Look for the line with "What's the underlying" in the entries below, then extract that line and all lines after it exactly, with pictures left out.
::::::::::
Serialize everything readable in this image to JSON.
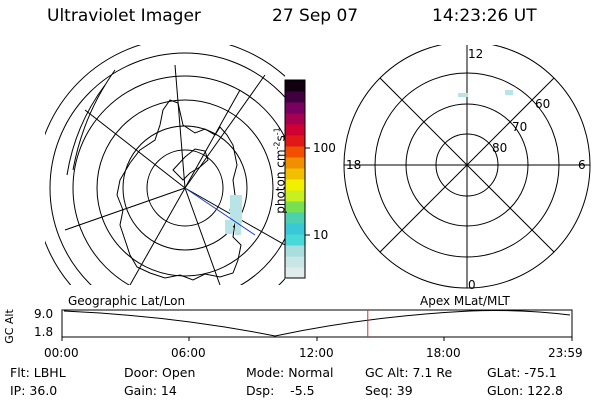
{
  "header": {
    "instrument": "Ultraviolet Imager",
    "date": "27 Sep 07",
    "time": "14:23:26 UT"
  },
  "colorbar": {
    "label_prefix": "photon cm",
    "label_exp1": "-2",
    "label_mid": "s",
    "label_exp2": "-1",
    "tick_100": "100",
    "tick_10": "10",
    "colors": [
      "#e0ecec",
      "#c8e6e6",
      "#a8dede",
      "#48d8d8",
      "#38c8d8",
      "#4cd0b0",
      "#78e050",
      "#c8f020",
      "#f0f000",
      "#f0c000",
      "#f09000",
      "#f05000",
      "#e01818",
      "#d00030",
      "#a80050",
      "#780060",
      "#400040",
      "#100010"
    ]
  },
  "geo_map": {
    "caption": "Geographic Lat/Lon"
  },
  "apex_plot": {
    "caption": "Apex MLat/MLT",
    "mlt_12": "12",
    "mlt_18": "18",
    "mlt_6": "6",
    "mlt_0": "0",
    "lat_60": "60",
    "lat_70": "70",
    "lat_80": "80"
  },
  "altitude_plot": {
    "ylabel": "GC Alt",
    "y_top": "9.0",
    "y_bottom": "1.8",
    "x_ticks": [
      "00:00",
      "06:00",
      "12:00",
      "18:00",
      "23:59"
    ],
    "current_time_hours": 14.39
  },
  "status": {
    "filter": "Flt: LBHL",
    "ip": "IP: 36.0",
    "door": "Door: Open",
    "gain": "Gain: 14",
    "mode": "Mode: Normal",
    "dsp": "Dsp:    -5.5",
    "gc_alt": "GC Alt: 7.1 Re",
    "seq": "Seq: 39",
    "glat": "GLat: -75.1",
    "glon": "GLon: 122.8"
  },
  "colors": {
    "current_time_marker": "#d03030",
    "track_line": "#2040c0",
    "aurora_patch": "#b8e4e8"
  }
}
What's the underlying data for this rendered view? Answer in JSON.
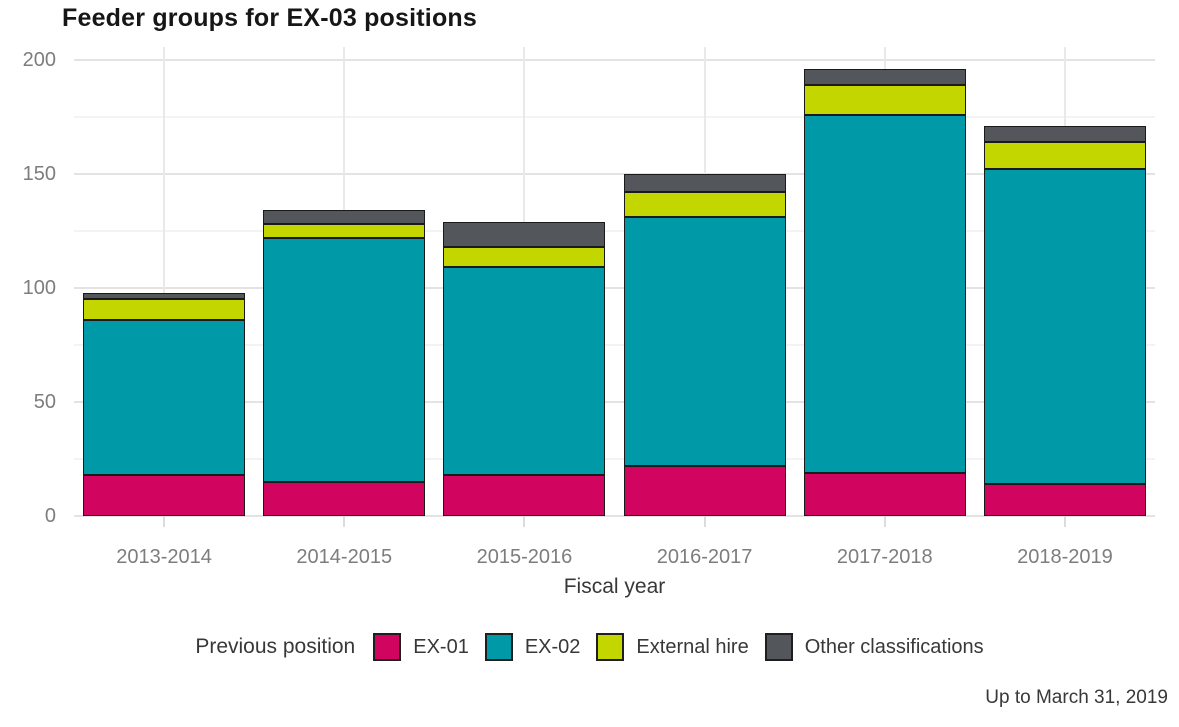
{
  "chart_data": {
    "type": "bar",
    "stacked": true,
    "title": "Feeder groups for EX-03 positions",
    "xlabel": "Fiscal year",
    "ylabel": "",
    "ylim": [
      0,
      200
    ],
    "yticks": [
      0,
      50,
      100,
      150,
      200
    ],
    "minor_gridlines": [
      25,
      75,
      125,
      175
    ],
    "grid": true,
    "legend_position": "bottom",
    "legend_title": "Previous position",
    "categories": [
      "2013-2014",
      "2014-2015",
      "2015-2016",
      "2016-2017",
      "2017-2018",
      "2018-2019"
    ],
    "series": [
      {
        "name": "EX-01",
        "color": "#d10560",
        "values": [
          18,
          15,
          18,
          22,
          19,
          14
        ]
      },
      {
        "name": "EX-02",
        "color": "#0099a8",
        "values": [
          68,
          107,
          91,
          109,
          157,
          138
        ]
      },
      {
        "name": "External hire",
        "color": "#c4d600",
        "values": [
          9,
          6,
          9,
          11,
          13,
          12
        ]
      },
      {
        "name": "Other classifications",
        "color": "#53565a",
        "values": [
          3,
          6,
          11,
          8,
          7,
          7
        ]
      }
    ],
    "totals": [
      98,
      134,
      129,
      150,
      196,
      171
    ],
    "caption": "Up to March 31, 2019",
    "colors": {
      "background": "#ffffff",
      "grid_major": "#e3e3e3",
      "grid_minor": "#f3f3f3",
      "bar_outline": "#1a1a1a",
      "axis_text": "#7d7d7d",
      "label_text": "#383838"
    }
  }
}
::::::::::
Answer to the problem:
What's the underlying data for this rendered view? Answer in JSON.
{
  "chart_data": {
    "type": "bar",
    "stacked": true,
    "title": "Feeder groups for EX-03 positions",
    "xlabel": "Fiscal year",
    "ylabel": "",
    "ylim": [
      0,
      200
    ],
    "yticks": [
      0,
      50,
      100,
      150,
      200
    ],
    "minor_gridlines": [
      25,
      75,
      125,
      175
    ],
    "grid": true,
    "legend_position": "bottom",
    "legend_title": "Previous position",
    "categories": [
      "2013-2014",
      "2014-2015",
      "2015-2016",
      "2016-2017",
      "2017-2018",
      "2018-2019"
    ],
    "series": [
      {
        "name": "EX-01",
        "color": "#d10560",
        "values": [
          18,
          15,
          18,
          22,
          19,
          14
        ]
      },
      {
        "name": "EX-02",
        "color": "#0099a8",
        "values": [
          68,
          107,
          91,
          109,
          157,
          138
        ]
      },
      {
        "name": "External hire",
        "color": "#c4d600",
        "values": [
          9,
          6,
          9,
          11,
          13,
          12
        ]
      },
      {
        "name": "Other classifications",
        "color": "#53565a",
        "values": [
          3,
          6,
          11,
          8,
          7,
          7
        ]
      }
    ],
    "totals": [
      98,
      134,
      129,
      150,
      196,
      171
    ],
    "caption": "Up to March 31, 2019",
    "colors": {
      "background": "#ffffff",
      "grid_major": "#e3e3e3",
      "grid_minor": "#f3f3f3",
      "bar_outline": "#1a1a1a",
      "axis_text": "#7d7d7d",
      "label_text": "#383838"
    }
  }
}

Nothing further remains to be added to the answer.